> [PROBLEM REQUIREMENTS]:
No images are to be carried over; print all other material exactly as it stands.

> [SOURCE RECORDS]:
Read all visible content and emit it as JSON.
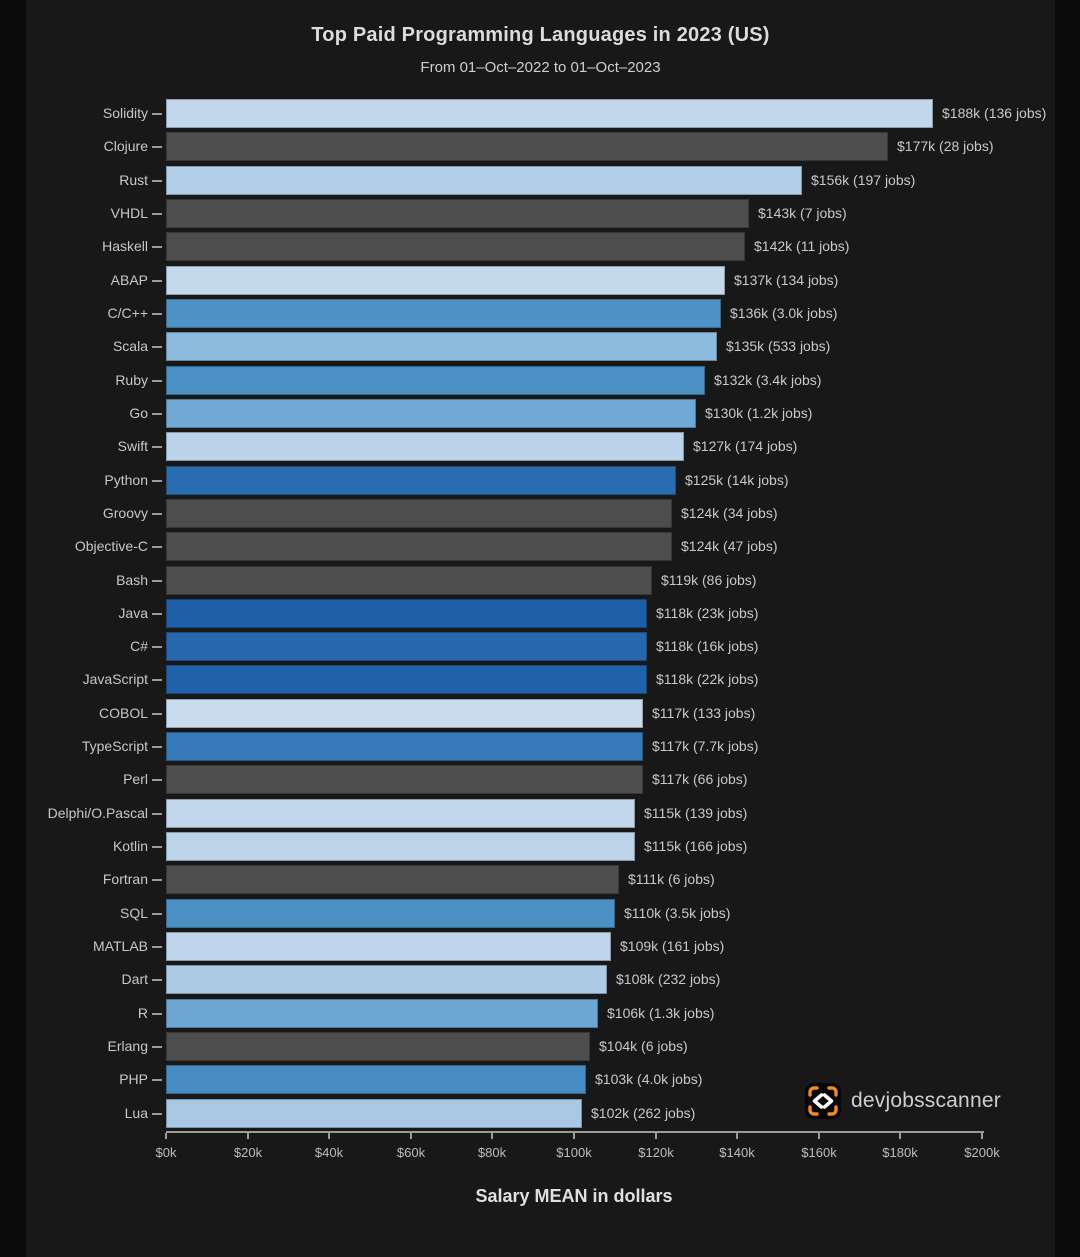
{
  "page": {
    "background": "#0b0b0b",
    "figure_background": "#181818"
  },
  "chart_data": {
    "type": "bar",
    "orientation": "horizontal",
    "title": "Top Paid Programming Languages in 2023 (US)",
    "subtitle": "From 01–Oct–2022 to 01–Oct–2023",
    "xlabel": "Salary MEAN in dollars",
    "x_axis_unit": "USD (thousands)",
    "xlim_k": [
      0,
      200
    ],
    "x_ticks": [
      "$0k",
      "$20k",
      "$40k",
      "$60k",
      "$80k",
      "$100k",
      "$120k",
      "$140k",
      "$160k",
      "$180k",
      "$200k"
    ],
    "grid": false,
    "legend": null,
    "color_rule": "bar color encodes job count: gray = very few jobs, light-to-dark blue = increasing jobs",
    "low_jobs_gray": "#4d4d4d",
    "bars": [
      {
        "language": "Solidity",
        "salary_k": 188,
        "jobs": "136 jobs",
        "label": "$188k (136 jobs)",
        "color": "#c3d7ec"
      },
      {
        "language": "Clojure",
        "salary_k": 177,
        "jobs": "28 jobs",
        "label": "$177k (28 jobs)",
        "color": "#4d4d4d"
      },
      {
        "language": "Rust",
        "salary_k": 156,
        "jobs": "197 jobs",
        "label": "$156k (197 jobs)",
        "color": "#b3cfe7"
      },
      {
        "language": "VHDL",
        "salary_k": 143,
        "jobs": "7 jobs",
        "label": "$143k (7 jobs)",
        "color": "#4d4d4d"
      },
      {
        "language": "Haskell",
        "salary_k": 142,
        "jobs": "11 jobs",
        "label": "$142k (11 jobs)",
        "color": "#4d4d4d"
      },
      {
        "language": "ABAP",
        "salary_k": 137,
        "jobs": "134 jobs",
        "label": "$137k (134 jobs)",
        "color": "#c4d8ec"
      },
      {
        "language": "C/C++",
        "salary_k": 136,
        "jobs": "3.0k jobs",
        "label": "$136k (3.0k jobs)",
        "color": "#4e92c6"
      },
      {
        "language": "Scala",
        "salary_k": 135,
        "jobs": "533 jobs",
        "label": "$135k (533 jobs)",
        "color": "#8cbcdd"
      },
      {
        "language": "Ruby",
        "salary_k": 132,
        "jobs": "3.4k jobs",
        "label": "$132k (3.4k jobs)",
        "color": "#4b90c4"
      },
      {
        "language": "Go",
        "salary_k": 130,
        "jobs": "1.2k jobs",
        "label": "$130k (1.2k jobs)",
        "color": "#70a9d6"
      },
      {
        "language": "Swift",
        "salary_k": 127,
        "jobs": "174 jobs",
        "label": "$127k (174 jobs)",
        "color": "#bad3ea"
      },
      {
        "language": "Python",
        "salary_k": 125,
        "jobs": "14k jobs",
        "label": "$125k (14k jobs)",
        "color": "#2a6cb0"
      },
      {
        "language": "Groovy",
        "salary_k": 124,
        "jobs": "34 jobs",
        "label": "$124k (34 jobs)",
        "color": "#4d4d4d"
      },
      {
        "language": "Objective-C",
        "salary_k": 124,
        "jobs": "47 jobs",
        "label": "$124k (47 jobs)",
        "color": "#4d4d4d"
      },
      {
        "language": "Bash",
        "salary_k": 119,
        "jobs": "86 jobs",
        "label": "$119k (86 jobs)",
        "color": "#4d4d4d"
      },
      {
        "language": "Java",
        "salary_k": 118,
        "jobs": "23k jobs",
        "label": "$118k (23k jobs)",
        "color": "#1f5fa8"
      },
      {
        "language": "C#",
        "salary_k": 118,
        "jobs": "16k jobs",
        "label": "$118k (16k jobs)",
        "color": "#2767ad"
      },
      {
        "language": "JavaScript",
        "salary_k": 118,
        "jobs": "22k jobs",
        "label": "$118k (22k jobs)",
        "color": "#2161a9"
      },
      {
        "language": "COBOL",
        "salary_k": 117,
        "jobs": "133 jobs",
        "label": "$117k (133 jobs)",
        "color": "#c9dcef"
      },
      {
        "language": "TypeScript",
        "salary_k": 117,
        "jobs": "7.7k jobs",
        "label": "$117k (7.7k jobs)",
        "color": "#3579b8"
      },
      {
        "language": "Perl",
        "salary_k": 117,
        "jobs": "66 jobs",
        "label": "$117k (66 jobs)",
        "color": "#4d4d4d"
      },
      {
        "language": "Delphi/O.Pascal",
        "salary_k": 115,
        "jobs": "139 jobs",
        "label": "$115k (139 jobs)",
        "color": "#c2d7eb"
      },
      {
        "language": "Kotlin",
        "salary_k": 115,
        "jobs": "166 jobs",
        "label": "$115k (166 jobs)",
        "color": "#bcd4ea"
      },
      {
        "language": "Fortran",
        "salary_k": 111,
        "jobs": "6 jobs",
        "label": "$111k (6 jobs)",
        "color": "#4d4d4d"
      },
      {
        "language": "SQL",
        "salary_k": 110,
        "jobs": "3.5k jobs",
        "label": "$110k (3.5k jobs)",
        "color": "#4a90c4"
      },
      {
        "language": "MATLAB",
        "salary_k": 109,
        "jobs": "161 jobs",
        "label": "$109k (161 jobs)",
        "color": "#bed5eb"
      },
      {
        "language": "Dart",
        "salary_k": 108,
        "jobs": "232 jobs",
        "label": "$108k (232 jobs)",
        "color": "#aecbe5"
      },
      {
        "language": "R",
        "salary_k": 106,
        "jobs": "1.3k jobs",
        "label": "$106k (1.3k jobs)",
        "color": "#6ca7d4"
      },
      {
        "language": "Erlang",
        "salary_k": 104,
        "jobs": "6 jobs",
        "label": "$104k (6 jobs)",
        "color": "#4d4d4d"
      },
      {
        "language": "PHP",
        "salary_k": 103,
        "jobs": "4.0k jobs",
        "label": "$103k (4.0k jobs)",
        "color": "#478cc2"
      },
      {
        "language": "Lua",
        "salary_k": 102,
        "jobs": "262 jobs",
        "label": "$102k (262 jobs)",
        "color": "#a9c8e3"
      }
    ]
  },
  "branding": {
    "name": "devjobsscanner",
    "accent": "#f28a1c",
    "icon": "code-brackets-icon"
  }
}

> [SOLUTION FOR THIS PROBLEM]:
Read all visible content and emit it as JSON.
{
  "page": {
    "background": "#0b0b0b",
    "figure_background": "#181818"
  },
  "chart_data": {
    "type": "bar",
    "orientation": "horizontal",
    "title": "Top Paid Programming Languages in 2023 (US)",
    "subtitle": "From 01–Oct–2022 to 01–Oct–2023",
    "xlabel": "Salary MEAN in dollars",
    "x_axis_unit": "USD (thousands)",
    "xlim_k": [
      0,
      200
    ],
    "x_ticks": [
      "$0k",
      "$20k",
      "$40k",
      "$60k",
      "$80k",
      "$100k",
      "$120k",
      "$140k",
      "$160k",
      "$180k",
      "$200k"
    ],
    "grid": false,
    "legend": null,
    "color_rule": "bar color encodes job count: gray = very few jobs, light-to-dark blue = increasing jobs",
    "low_jobs_gray": "#4d4d4d",
    "bars": [
      {
        "language": "Solidity",
        "salary_k": 188,
        "jobs": "136 jobs",
        "label": "$188k (136 jobs)",
        "color": "#c3d7ec"
      },
      {
        "language": "Clojure",
        "salary_k": 177,
        "jobs": "28 jobs",
        "label": "$177k (28 jobs)",
        "color": "#4d4d4d"
      },
      {
        "language": "Rust",
        "salary_k": 156,
        "jobs": "197 jobs",
        "label": "$156k (197 jobs)",
        "color": "#b3cfe7"
      },
      {
        "language": "VHDL",
        "salary_k": 143,
        "jobs": "7 jobs",
        "label": "$143k (7 jobs)",
        "color": "#4d4d4d"
      },
      {
        "language": "Haskell",
        "salary_k": 142,
        "jobs": "11 jobs",
        "label": "$142k (11 jobs)",
        "color": "#4d4d4d"
      },
      {
        "language": "ABAP",
        "salary_k": 137,
        "jobs": "134 jobs",
        "label": "$137k (134 jobs)",
        "color": "#c4d8ec"
      },
      {
        "language": "C/C++",
        "salary_k": 136,
        "jobs": "3.0k jobs",
        "label": "$136k (3.0k jobs)",
        "color": "#4e92c6"
      },
      {
        "language": "Scala",
        "salary_k": 135,
        "jobs": "533 jobs",
        "label": "$135k (533 jobs)",
        "color": "#8cbcdd"
      },
      {
        "language": "Ruby",
        "salary_k": 132,
        "jobs": "3.4k jobs",
        "label": "$132k (3.4k jobs)",
        "color": "#4b90c4"
      },
      {
        "language": "Go",
        "salary_k": 130,
        "jobs": "1.2k jobs",
        "label": "$130k (1.2k jobs)",
        "color": "#70a9d6"
      },
      {
        "language": "Swift",
        "salary_k": 127,
        "jobs": "174 jobs",
        "label": "$127k (174 jobs)",
        "color": "#bad3ea"
      },
      {
        "language": "Python",
        "salary_k": 125,
        "jobs": "14k jobs",
        "label": "$125k (14k jobs)",
        "color": "#2a6cb0"
      },
      {
        "language": "Groovy",
        "salary_k": 124,
        "jobs": "34 jobs",
        "label": "$124k (34 jobs)",
        "color": "#4d4d4d"
      },
      {
        "language": "Objective-C",
        "salary_k": 124,
        "jobs": "47 jobs",
        "label": "$124k (47 jobs)",
        "color": "#4d4d4d"
      },
      {
        "language": "Bash",
        "salary_k": 119,
        "jobs": "86 jobs",
        "label": "$119k (86 jobs)",
        "color": "#4d4d4d"
      },
      {
        "language": "Java",
        "salary_k": 118,
        "jobs": "23k jobs",
        "label": "$118k (23k jobs)",
        "color": "#1f5fa8"
      },
      {
        "language": "C#",
        "salary_k": 118,
        "jobs": "16k jobs",
        "label": "$118k (16k jobs)",
        "color": "#2767ad"
      },
      {
        "language": "JavaScript",
        "salary_k": 118,
        "jobs": "22k jobs",
        "label": "$118k (22k jobs)",
        "color": "#2161a9"
      },
      {
        "language": "COBOL",
        "salary_k": 117,
        "jobs": "133 jobs",
        "label": "$117k (133 jobs)",
        "color": "#c9dcef"
      },
      {
        "language": "TypeScript",
        "salary_k": 117,
        "jobs": "7.7k jobs",
        "label": "$117k (7.7k jobs)",
        "color": "#3579b8"
      },
      {
        "language": "Perl",
        "salary_k": 117,
        "jobs": "66 jobs",
        "label": "$117k (66 jobs)",
        "color": "#4d4d4d"
      },
      {
        "language": "Delphi/O.Pascal",
        "salary_k": 115,
        "jobs": "139 jobs",
        "label": "$115k (139 jobs)",
        "color": "#c2d7eb"
      },
      {
        "language": "Kotlin",
        "salary_k": 115,
        "jobs": "166 jobs",
        "label": "$115k (166 jobs)",
        "color": "#bcd4ea"
      },
      {
        "language": "Fortran",
        "salary_k": 111,
        "jobs": "6 jobs",
        "label": "$111k (6 jobs)",
        "color": "#4d4d4d"
      },
      {
        "language": "SQL",
        "salary_k": 110,
        "jobs": "3.5k jobs",
        "label": "$110k (3.5k jobs)",
        "color": "#4a90c4"
      },
      {
        "language": "MATLAB",
        "salary_k": 109,
        "jobs": "161 jobs",
        "label": "$109k (161 jobs)",
        "color": "#bed5eb"
      },
      {
        "language": "Dart",
        "salary_k": 108,
        "jobs": "232 jobs",
        "label": "$108k (232 jobs)",
        "color": "#aecbe5"
      },
      {
        "language": "R",
        "salary_k": 106,
        "jobs": "1.3k jobs",
        "label": "$106k (1.3k jobs)",
        "color": "#6ca7d4"
      },
      {
        "language": "Erlang",
        "salary_k": 104,
        "jobs": "6 jobs",
        "label": "$104k (6 jobs)",
        "color": "#4d4d4d"
      },
      {
        "language": "PHP",
        "salary_k": 103,
        "jobs": "4.0k jobs",
        "label": "$103k (4.0k jobs)",
        "color": "#478cc2"
      },
      {
        "language": "Lua",
        "salary_k": 102,
        "jobs": "262 jobs",
        "label": "$102k (262 jobs)",
        "color": "#a9c8e3"
      }
    ]
  },
  "branding": {
    "name": "devjobsscanner",
    "accent": "#f28a1c",
    "icon": "code-brackets-icon"
  }
}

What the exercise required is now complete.